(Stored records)
═══

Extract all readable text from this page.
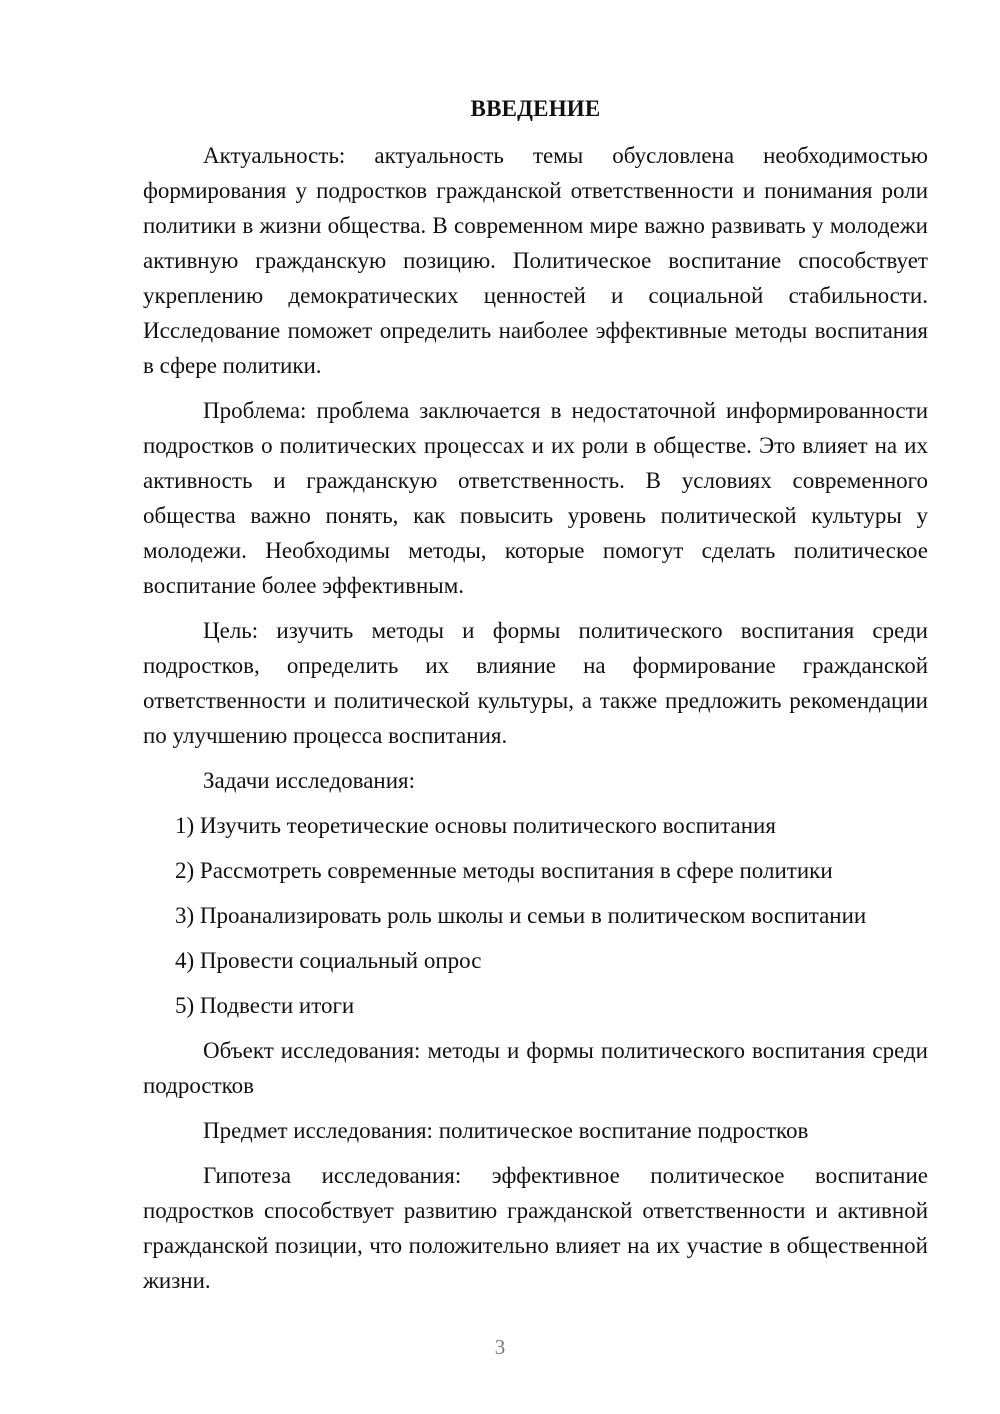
ВВЕДЕНИЕ

Актуальность: актуальность темы обусловлена необходимостью формирования у подростков гражданской ответственности и понимания роли политики в жизни общества. В современном мире важно развивать у молодежи активную гражданскую позицию. Политическое воспитание способствует укреплению демократических ценностей и социальной стабильности. Исследование поможет определить наиболее эффективные методы воспитания в сфере политики.

Проблема: проблема заключается в недостаточной информированности подростков о политических процессах и их роли в обществе. Это влияет на их активность и гражданскую ответственность. В условиях современного общества важно понять, как повысить уровень политической культуры у молодежи. Необходимы методы, которые помогут сделать политическое воспитание более эффективным.

Цель: изучить методы и формы политического воспитания среди подростков, определить их влияние на формирование гражданской ответственности и политической культуры, а также предложить рекомендации по улучшению процесса воспитания.

Задачи исследования:

1) Изучить теоретические основы политического воспитания
2) Рассмотреть современные методы воспитания в сфере политики
3) Проанализировать роль школы и семьи в политическом воспитании
4) Провести социальный опрос
5) Подвести итоги

Объект исследования: методы и формы политического воспитания среди подростков

Предмет исследования: политическое воспитание подростков

Гипотеза исследования: эффективное политическое воспитание подростков способствует развитию гражданской ответственности и активной гражданской позиции, что положительно влияет на их участие в общественной жизни.

3
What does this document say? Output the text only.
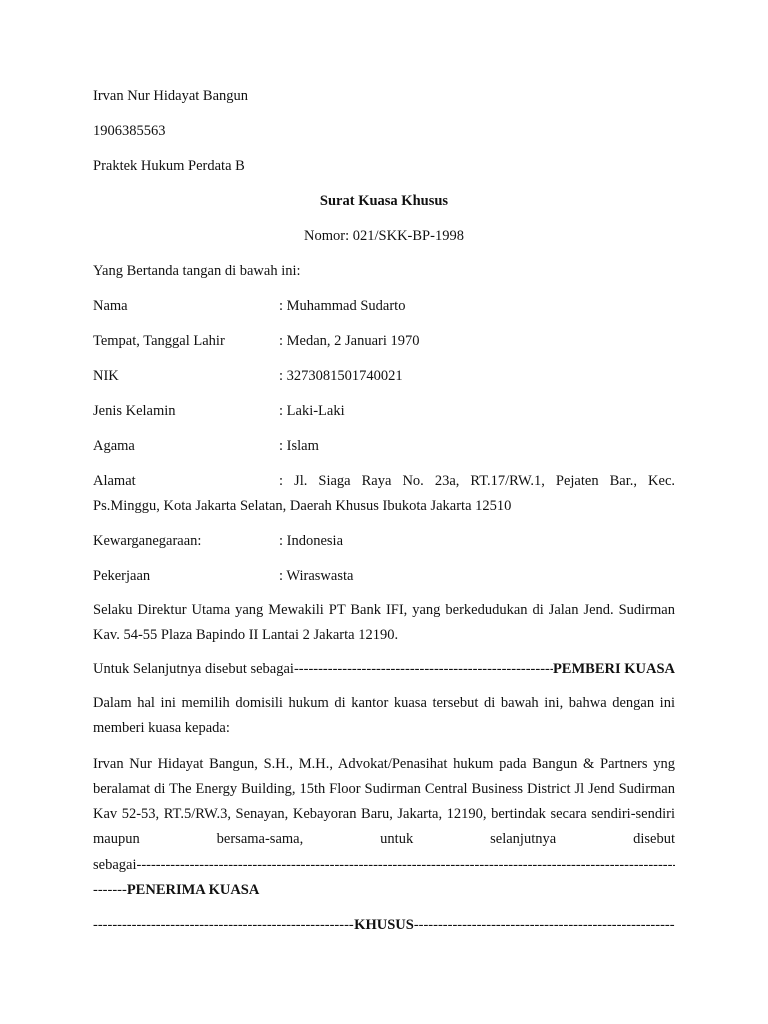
Irvan Nur Hidayat Bangun
1906385563
Praktek Hukum Perdata B
Surat Kuasa Khusus
Nomor: 021/SKK-BP-1998
Yang Bertanda tangan di bawah ini:
Nama	: Muhammad Sudarto
Tempat, Tanggal Lahir	: Medan, 2 Januari 1970
NIK	: 3273081501740021
Jenis Kelamin	: Laki-Laki
Agama	: Islam
Alamat	: Jl. Siaga Raya No. 23a, RT.17/RW.1, Pejaten Bar., Kec.
Ps.Minggu, Kota Jakarta Selatan, Daerah Khusus Ibukota Jakarta 12510
Kewarganegaraan:	: Indonesia
Pekerjaan	: Wiraswasta
Selaku Direktur Utama yang Mewakili PT Bank IFI, yang berkedudukan di Jalan Jend. Sudirman Kav. 54-55 Plaza Bapindo II Lantai 2 Jakarta 12190.
Untuk Selanjutnya disebut sebagai
-----	PEMBERI KUASA
Dalam hal ini memilih domisili hukum di kantor kuasa tersebut di bawah ini, bahwa dengan ini memberi kuasa kepada:
Irvan Nur Hidayat Bangun, S.H., M.H., Advokat/Penasihat hukum pada Bangun & Partners yng beralamat di The Energy Building, 15th Floor Sudirman Central Business District Jl Jend Sudirman Kav 52-53, RT.5/RW.3, Senayan, Kebayoran Baru, Jakarta, 12190, bertindak secara sendiri-sendiri maupun bersama-sama, untuk selanjutnya disebut
sebagai
-----
-------PENERIMA KUASA
-----
KHUSUS
-----
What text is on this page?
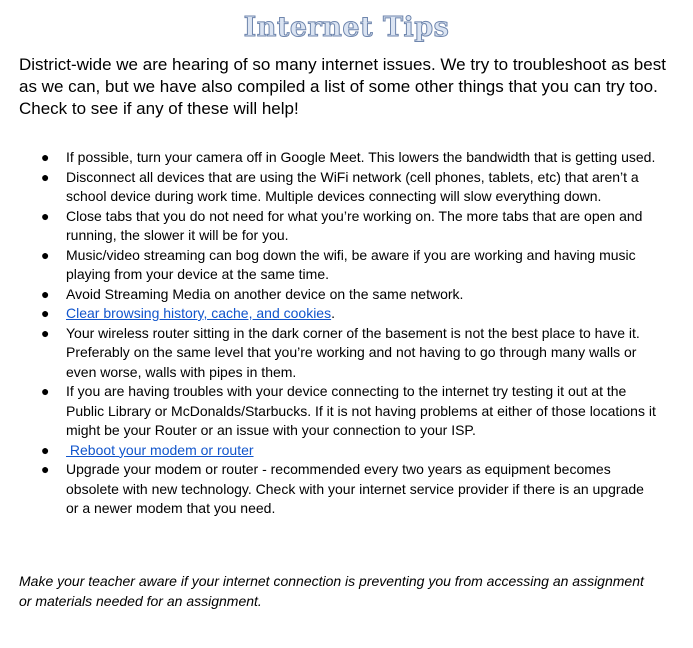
Internet Tips

District-wide we are hearing of so many internet issues. We try to troubleshoot as best as we can, but we have also compiled a list of some other things that you can try too. Check to see if any of these will help!

● If possible, turn your camera off in Google Meet. This lowers the bandwidth that is getting used.
● Disconnect all devices that are using the WiFi network (cell phones, tablets, etc) that aren’t a school device during work time. Multiple devices connecting will slow everything down.
● Close tabs that you do not need for what you’re working on. The more tabs that are open and running, the slower it will be for you.
● Music/video streaming can bog down the wifi, be aware if you are working and having music playing from your device at the same time.
● Avoid Streaming Media on another device on the same network.
● Clear browsing history, cache, and cookies.
● Your wireless router sitting in the dark corner of the basement is not the best place to have it. Preferably on the same level that you’re working and not having to go through many walls or even worse, walls with pipes in them.
● If you are having troubles with your device connecting to the internet try testing it out at the Public Library or McDonalds/Starbucks. If it is not having problems at either of those locations it might be your Router or an issue with your connection to your ISP.
● Reboot your modem or router
● Upgrade your modem or router - recommended every two years as equipment becomes obsolete with new technology. Check with your internet service provider if there is an upgrade or a newer modem that you need.

Make your teacher aware if your internet connection is preventing you from accessing an assignment or materials needed for an assignment.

═══

- [Exercise brief]: Return all of the entries word for word, but omit the pictures.

- [Full response]:
Extract all readable text from this page.
ВВЕДЕНИЕ

Актуальность: актуальность темы обусловлена необходимостью формирования у подростков гражданской ответственности и понимания роли политики в жизни общества. В современном мире важно развивать у молодежи активную гражданскую позицию. Политическое воспитание способствует укреплению демократических ценностей и социальной стабильности. Исследование поможет определить наиболее эффективные методы воспитания в сфере политики.

Проблема: проблема заключается в недостаточной информированности подростков о политических процессах и их роли в обществе. Это влияет на их активность и гражданскую ответственность. В условиях современного общества важно понять, как повысить уровень политической культуры у молодежи. Необходимы методы, которые помогут сделать политическое воспитание более эффективным.

Цель: изучить методы и формы политического воспитания среди подростков, определить их влияние на формирование гражданской ответственности и политической культуры, а также предложить рекомендации по улучшению процесса воспитания.

Задачи исследования:

1) Изучить теоретические основы политического воспитания
2) Рассмотреть современные методы воспитания в сфере политики
3) Проанализировать роль школы и семьи в политическом воспитании
4) Провести социальный опрос
5) Подвести итоги

Объект исследования: методы и формы политического воспитания среди подростков

Предмет исследования: политическое воспитание подростков

Гипотеза исследования: эффективное политическое воспитание подростков способствует развитию гражданской ответственности и активной гражданской позиции, что положительно влияет на их участие в общественной жизни.

3
What does this document say? Output the text only.
Irvan Nur Hidayat Bangun
1906385563
Praktek Hukum Perdata B
Surat Kuasa Khusus
Nomor: 021/SKK-BP-1998
Yang Bertanda tangan di bawah ini:
Nama	: Muhammad Sudarto
Tempat, Tanggal Lahir	: Medan, 2 Januari 1970
NIK	: 3273081501740021
Jenis Kelamin	: Laki-Laki
Agama	: Islam
Alamat	: Jl. Siaga Raya No. 23a, RT.17/RW.1, Pejaten Bar., Kec.
Ps.Minggu, Kota Jakarta Selatan, Daerah Khusus Ibukota Jakarta 12510
Kewarganegaraan:	: Indonesia
Pekerjaan	: Wiraswasta
Selaku Direktur Utama yang Mewakili PT Bank IFI, yang berkedudukan di Jalan Jend. Sudirman Kav. 54-55 Plaza Bapindo II Lantai 2 Jakarta 12190.
Untuk Selanjutnya disebut sebagai
-----	PEMBERI KUASA
Dalam hal ini memilih domisili hukum di kantor kuasa tersebut di bawah ini, bahwa dengan ini memberi kuasa kepada:
Irvan Nur Hidayat Bangun, S.H., M.H., Advokat/Penasihat hukum pada Bangun & Partners yng beralamat di The Energy Building, 15th Floor Sudirman Central Business District Jl Jend Sudirman Kav 52-53, RT.5/RW.3, Senayan, Kebayoran Baru, Jakarta, 12190, bertindak secara sendiri-sendiri maupun bersama-sama, untuk selanjutnya disebut
sebagai
-----
-------PENERIMA KUASA
-----
KHUSUS
-----
What text is on this page?
Internet Tips

District-wide we are hearing of so many internet issues. We try to troubleshoot as best as we can, but we have also compiled a list of some other things that you can try too. Check to see if any of these will help!

● If possible, turn your camera off in Google Meet. This lowers the bandwidth that is getting used.
● Disconnect all devices that are using the WiFi network (cell phones, tablets, etc) that aren’t a school device during work time. Multiple devices connecting will slow everything down.
● Close tabs that you do not need for what you’re working on. The more tabs that are open and running, the slower it will be for you.
● Music/video streaming can bog down the wifi, be aware if you are working and having music playing from your device at the same time.
● Avoid Streaming Media on another device on the same network.
● Clear browsing history, cache, and cookies.
● Your wireless router sitting in the dark corner of the basement is not the best place to have it. Preferably on the same level that you’re working and not having to go through many walls or even worse, walls with pipes in them.
● If you are having troubles with your device connecting to the internet try testing it out at the Public Library or McDonalds/Starbucks. If it is not having problems at either of those locations it might be your Router or an issue with your connection to your ISP.
● Reboot your modem or router
● Upgrade your modem or router - recommended every two years as equipment becomes obsolete with new technology. Check with your internet service provider if there is an upgrade or a newer modem that you need.

Make your teacher aware if your internet connection is preventing you from accessing an assignment or materials needed for an assignment.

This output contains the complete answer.